• TASK
From the listing below, extract each line containing the string "обеспеченности".

++++ RECORDS FOR PROCESSING ++++

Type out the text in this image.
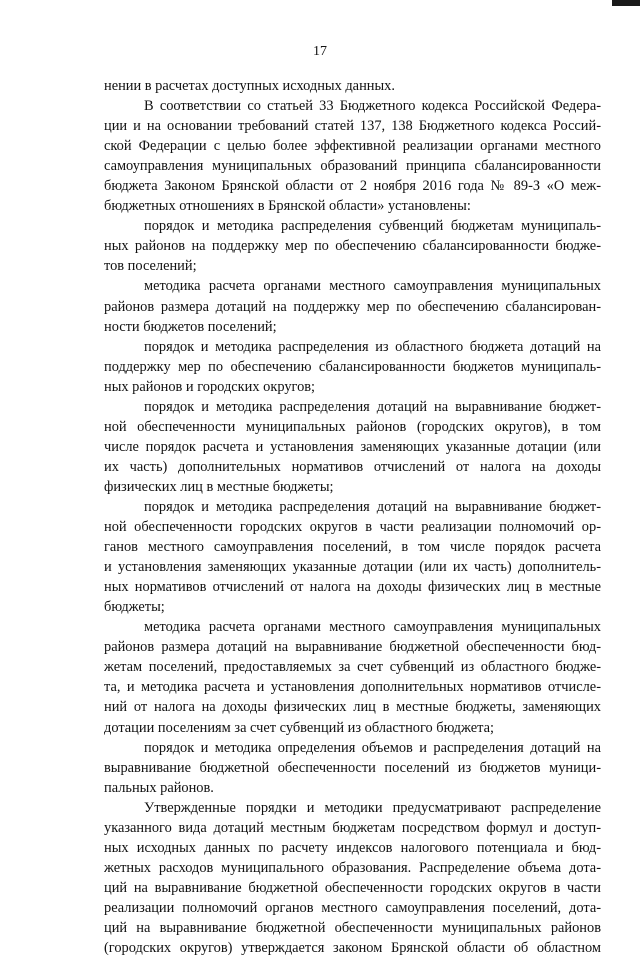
17
нении в расчетах доступных исходных данных.
В соответствии со статьей 33 Бюджетного кодекса Российской Федера-
ции и на основании требований статей 137, 138 Бюджетного кодекса Россий-
ской Федерации с целью более эффективной реализации органами местного
самоуправления муниципальных образований принципа сбалансированности
бюджета Законом Брянской области от 2 ноября 2016 года № 89-З «О меж-
бюджетных отношениях в Брянской области» установлены:
порядок и методика распределения субвенций бюджетам муниципаль-
ных районов на поддержку мер по обеспечению сбалансированности бюдже-
тов поселений;
методика расчета органами местного самоуправления муниципальных
районов размера дотаций на поддержку мер по обеспечению сбалансирован-
ности бюджетов поселений;
порядок и методика распределения из областного бюджета дотаций на
поддержку мер по обеспечению сбалансированности бюджетов муниципаль-
ных районов и городских округов;
порядок и методика распределения дотаций на выравнивание бюджет-
ной обеспеченности муниципальных районов (городских округов), в том
числе порядок расчета и установления заменяющих указанные дотации (или
их часть) дополнительных нормативов отчислений от налога на доходы
физических лиц в местные бюджеты;
порядок и методика распределения дотаций на выравнивание бюджет-
ной обеспеченности городских округов в части реализации полномочий ор-
ганов местного самоуправления поселений, в том числе порядок расчета
и установления заменяющих указанные дотации (или их часть) дополнитель-
ных нормативов отчислений от налога на доходы физических лиц в местные
бюджеты;
методика расчета органами местного самоуправления муниципальных
районов размера дотаций на выравнивание бюджетной обеспеченности бюд-
жетам поселений, предоставляемых за счет субвенций из областного бюдже-
та, и методика расчета и установления дополнительных нормативов отчисле-
ний от налога на доходы физических лиц в местные бюджеты, заменяющих
дотации поселениям за счет субвенций из областного бюджета;
порядок и методика определения объемов и распределения дотаций на
выравнивание бюджетной обеспеченности поселений из бюджетов муници-
пальных районов.
Утвержденные порядки и методики предусматривают распределение
указанного вида дотаций местным бюджетам посредством формул и доступ-
ных исходных данных по расчету индексов налогового потенциала и бюд-
жетных расходов муниципального образования. Распределение объема дота-
ций на выравнивание бюджетной обеспеченности городских округов в части
реализации полномочий органов местного самоуправления поселений, дота-
ций на выравнивание бюджетной обеспеченности муниципальных районов
(городских округов) утверждается законом Брянской области об областном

++++

• THE ANSWER
ной обеспеченности муниципальных районов (городских округов), в том
ной обеспеченности городских округов в части реализации полномочий ор-
районов размера дотаций на выравнивание бюджетной обеспеченности бюд-
выравнивание бюджетной обеспеченности поселений из бюджетов муници-
ций на выравнивание бюджетной обеспеченности городских округов в части
ций на выравнивание бюджетной обеспеченности муниципальных районов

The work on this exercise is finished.